## Begin Provided records

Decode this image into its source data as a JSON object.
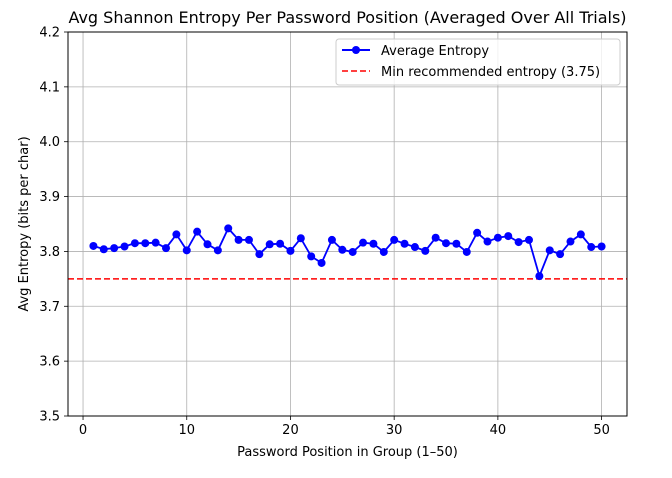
{
  "chart_data": {
    "type": "line",
    "title": "Avg Shannon Entropy Per Password Position (Averaged Over All Trials)",
    "xlabel": "Password Position in Group (1–50)",
    "ylabel": "Avg Entropy (bits per char)",
    "xlim": [
      -1.45,
      52.45
    ],
    "ylim": [
      3.5,
      4.2
    ],
    "xticks": [
      0,
      10,
      20,
      30,
      40,
      50
    ],
    "xtick_labels": [
      "0",
      "10",
      "20",
      "30",
      "40",
      "50"
    ],
    "yticks": [
      3.5,
      3.6,
      3.7,
      3.8,
      3.9,
      4.0,
      4.1,
      4.2
    ],
    "ytick_labels": [
      "3.5",
      "3.6",
      "3.7",
      "3.8",
      "3.9",
      "4.0",
      "4.1",
      "4.2"
    ],
    "grid": true,
    "legend_position": "top-right",
    "series": [
      {
        "name": "Average Entropy",
        "color": "#0000ff",
        "marker": "circle",
        "x": [
          1,
          2,
          3,
          4,
          5,
          6,
          7,
          8,
          9,
          10,
          11,
          12,
          13,
          14,
          15,
          16,
          17,
          18,
          19,
          20,
          21,
          22,
          23,
          24,
          25,
          26,
          27,
          28,
          29,
          30,
          31,
          32,
          33,
          34,
          35,
          36,
          37,
          38,
          39,
          40,
          41,
          42,
          43,
          44,
          45,
          46,
          47,
          48,
          49,
          50
        ],
        "values": [
          3.81,
          3.804,
          3.806,
          3.809,
          3.815,
          3.815,
          3.816,
          3.806,
          3.831,
          3.802,
          3.836,
          3.813,
          3.802,
          3.842,
          3.821,
          3.821,
          3.795,
          3.813,
          3.814,
          3.801,
          3.824,
          3.791,
          3.779,
          3.821,
          3.803,
          3.799,
          3.816,
          3.814,
          3.799,
          3.821,
          3.814,
          3.808,
          3.801,
          3.825,
          3.815,
          3.814,
          3.799,
          3.834,
          3.818,
          3.825,
          3.828,
          3.817,
          3.821,
          3.755,
          3.802,
          3.795,
          3.818,
          3.831,
          3.808,
          3.809
        ]
      }
    ],
    "reference_lines": [
      {
        "name": "Min recommended entropy (3.75)",
        "y": 3.75,
        "color": "#ff0000",
        "style": "dashed"
      }
    ]
  }
}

## End Provided records

■ **Task**
Print every entry exactly as written, without the pictures.

■ **Response**
Decode this image into its source data as a JSON object.
{
  "chart_data": {
    "type": "line",
    "title": "Avg Shannon Entropy Per Password Position (Averaged Over All Trials)",
    "xlabel": "Password Position in Group (1–50)",
    "ylabel": "Avg Entropy (bits per char)",
    "xlim": [
      -1.45,
      52.45
    ],
    "ylim": [
      3.5,
      4.2
    ],
    "xticks": [
      0,
      10,
      20,
      30,
      40,
      50
    ],
    "xtick_labels": [
      "0",
      "10",
      "20",
      "30",
      "40",
      "50"
    ],
    "yticks": [
      3.5,
      3.6,
      3.7,
      3.8,
      3.9,
      4.0,
      4.1,
      4.2
    ],
    "ytick_labels": [
      "3.5",
      "3.6",
      "3.7",
      "3.8",
      "3.9",
      "4.0",
      "4.1",
      "4.2"
    ],
    "grid": true,
    "legend_position": "top-right",
    "series": [
      {
        "name": "Average Entropy",
        "color": "#0000ff",
        "marker": "circle",
        "x": [
          1,
          2,
          3,
          4,
          5,
          6,
          7,
          8,
          9,
          10,
          11,
          12,
          13,
          14,
          15,
          16,
          17,
          18,
          19,
          20,
          21,
          22,
          23,
          24,
          25,
          26,
          27,
          28,
          29,
          30,
          31,
          32,
          33,
          34,
          35,
          36,
          37,
          38,
          39,
          40,
          41,
          42,
          43,
          44,
          45,
          46,
          47,
          48,
          49,
          50
        ],
        "values": [
          3.81,
          3.804,
          3.806,
          3.809,
          3.815,
          3.815,
          3.816,
          3.806,
          3.831,
          3.802,
          3.836,
          3.813,
          3.802,
          3.842,
          3.821,
          3.821,
          3.795,
          3.813,
          3.814,
          3.801,
          3.824,
          3.791,
          3.779,
          3.821,
          3.803,
          3.799,
          3.816,
          3.814,
          3.799,
          3.821,
          3.814,
          3.808,
          3.801,
          3.825,
          3.815,
          3.814,
          3.799,
          3.834,
          3.818,
          3.825,
          3.828,
          3.817,
          3.821,
          3.755,
          3.802,
          3.795,
          3.818,
          3.831,
          3.808,
          3.809
        ]
      }
    ],
    "reference_lines": [
      {
        "name": "Min recommended entropy (3.75)",
        "y": 3.75,
        "color": "#ff0000",
        "style": "dashed"
      }
    ]
  }
}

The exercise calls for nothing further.